TASK TO CARRY OUT:
Copy each line with the word "mesajı" in it.

### EXERCISE MATERIAL ###

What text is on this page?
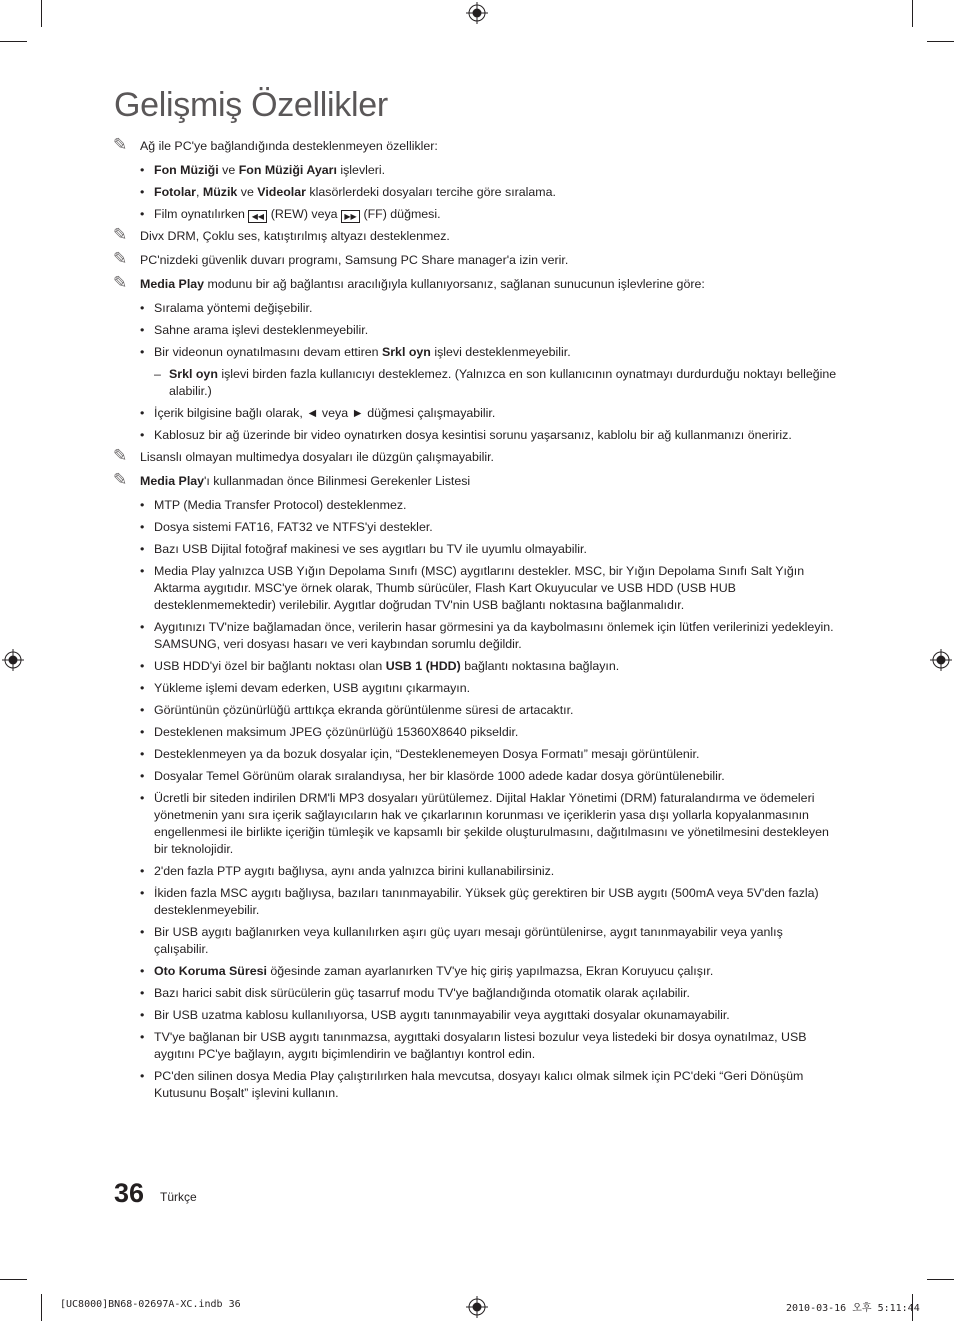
Gelişmiş Özellikler
✎ Ağ ile PC'ye bağlandığında desteklenmeyen özellikler:
• Fon Müziği ve Fon Müziği Ayarı işlevleri.
• Fotolar, Müzik ve Videolar klasörlerdeki dosyaları tercihe göre sıralama.
• Film oynatılırken ◀◀ (REW) veya ▶▶ (FF) düğmesi.
✎ Divx DRM, Çoklu ses, katıştırılmış altyazı desteklenmez.
✎ PC'nizdeki güvenlik duvarı programı, Samsung PC Share manager'a izin verir.
✎ Media Play modunu bir ağ bağlantısı aracılığıyla kullanıyorsanız, sağlanan sunucunun işlevlerine göre:
• Sıralama yöntemi değişebilir.
• Sahne arama işlevi desteklenmeyebilir.
• Bir videonun oynatılmasını devam ettiren Srkl oyn işlevi desteklenmeyebilir.
– Srkl oyn işlevi birden fazla kullanıcıyı desteklemez. (Yalnızca en son kullanıcının oynatmayı durdurduğu noktayı belleğine alabilir.)
• İçerik bilgisine bağlı olarak, ◄ veya ► düğmesi çalışmayabilir.
• Kablosuz bir ağ üzerinde bir video oynatırken dosya kesintisi sorunu yaşarsanız, kablolu bir ağ kullanmanızı öneririz.
✎ Lisanslı olmayan multimedya dosyaları ile düzgün çalışmayabilir.
✎ Media Play'ı kullanmadan önce Bilinmesi Gerekenler Listesi
• MTP (Media Transfer Protocol) desteklenmez.
• Dosya sistemi FAT16, FAT32 ve NTFS'yi destekler.
• Bazı USB Dijital fotoğraf makinesi ve ses aygıtları bu TV ile uyumlu olmayabilir.
• Media Play yalnızca USB Yığın Depolama Sınıfı (MSC) aygıtlarını destekler. MSC, bir Yığın Depolama Sınıfı Salt Yığın Aktarma aygıtıdır. MSC'ye örnek olarak, Thumb sürücüler, Flash Kart Okuyucular ve USB HDD (USB HUB desteklenmemektedir) verilebilir. Aygıtlar doğrudan TV'nin USB bağlantı noktasına bağlanmalıdır.
• Aygıtınızı TV'nize bağlamadan önce, verilerin hasar görmesini ya da kaybolmasını önlemek için lütfen verilerinizi yedekleyin. SAMSUNG, veri dosyası hasarı ve veri kaybından sorumlu değildir.
• USB HDD'yi özel bir bağlantı noktası olan USB 1 (HDD) bağlantı noktasına bağlayın.
• Yükleme işlemi devam ederken, USB aygıtını çıkarmayın.
• Görüntünün çözünürlüğü arttıkça ekranda görüntülenme süresi de artacaktır.
• Desteklenen maksimum JPEG çözünürlüğü 15360X8640 pikseldir.
• Desteklenmeyen ya da bozuk dosyalar için, “Desteklenemeyen Dosya Formatı” mesajı görüntülenir.
• Dosyalar Temel Görünüm olarak sıralandıysa, her bir klasörde 1000 adede kadar dosya görüntülenebilir.
• Ücretli bir siteden indirilen DRM'li MP3 dosyaları yürütülemez. Dijital Haklar Yönetimi (DRM) faturalandırma ve ödemeleri yönetmenin yanı sıra içerik sağlayıcıların hak ve çıkarlarının korunması ve içeriklerin yasa dışı yollarla kopyalanmasının engellenmesi ile birlikte içeriğin tümleşik ve kapsamlı bir şekilde oluşturulmasını, dağıtılmasını ve yönetilmesini destekleyen bir teknolojidir.
• 2'den fazla PTP aygıtı bağlıysa, aynı anda yalnızca birini kullanabilirsiniz.
• İkiden fazla MSC aygıtı bağlıysa, bazıları tanınmayabilir. Yüksek güç gerektiren bir USB aygıtı (500mA veya 5V'den fazla) desteklenmeyebilir.
• Bir USB aygıtı bağlanırken veya kullanılırken aşırı güç uyarı mesajı görüntülenirse, aygıt tanınmayabilir veya yanlış çalışabilir.
• Oto Koruma Süresi öğesinde zaman ayarlanırken TV'ye hiç giriş yapılmazsa, Ekran Koruyucu çalışır.
• Bazı harici sabit disk sürücülerin güç tasarruf modu TV'ye bağlandığında otomatik olarak açılabilir.
• Bir USB uzatma kablosu kullanılıyorsa, USB aygıtı tanınmayabilir veya aygıttaki dosyalar okunamayabilir.
• TV'ye bağlanan bir USB aygıtı tanınmazsa, aygıttaki dosyaların listesi bozulur veya listedeki bir dosya oynatılmaz, USB aygıtını PC'ye bağlayın, aygıtı biçimlendirin ve bağlantıyı kontrol edin.
• PC'den silinen dosya Media Play çalıştırılırken hala mevcutsa, dosyayı kalıcı olmak silmek için PC'deki “Geri Dönüşüm Kutusunu Boşalt” işlevini kullanın.
36 Türkçe
[UC8000]BN68-02697A-XC.indb 36	2010-03-16 오후 5:11:44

###

TASK ANSWER:
• Desteklenmeyen ya da bozuk dosyalar için, “Desteklenemeyen Dosya Formatı” mesajı görüntülenir.
• Bir USB aygıtı bağlanırken veya kullanılırken aşırı güç uyarı mesajı görüntülenirse, aygıt tanınmayabilir veya yanlış çalışabilir.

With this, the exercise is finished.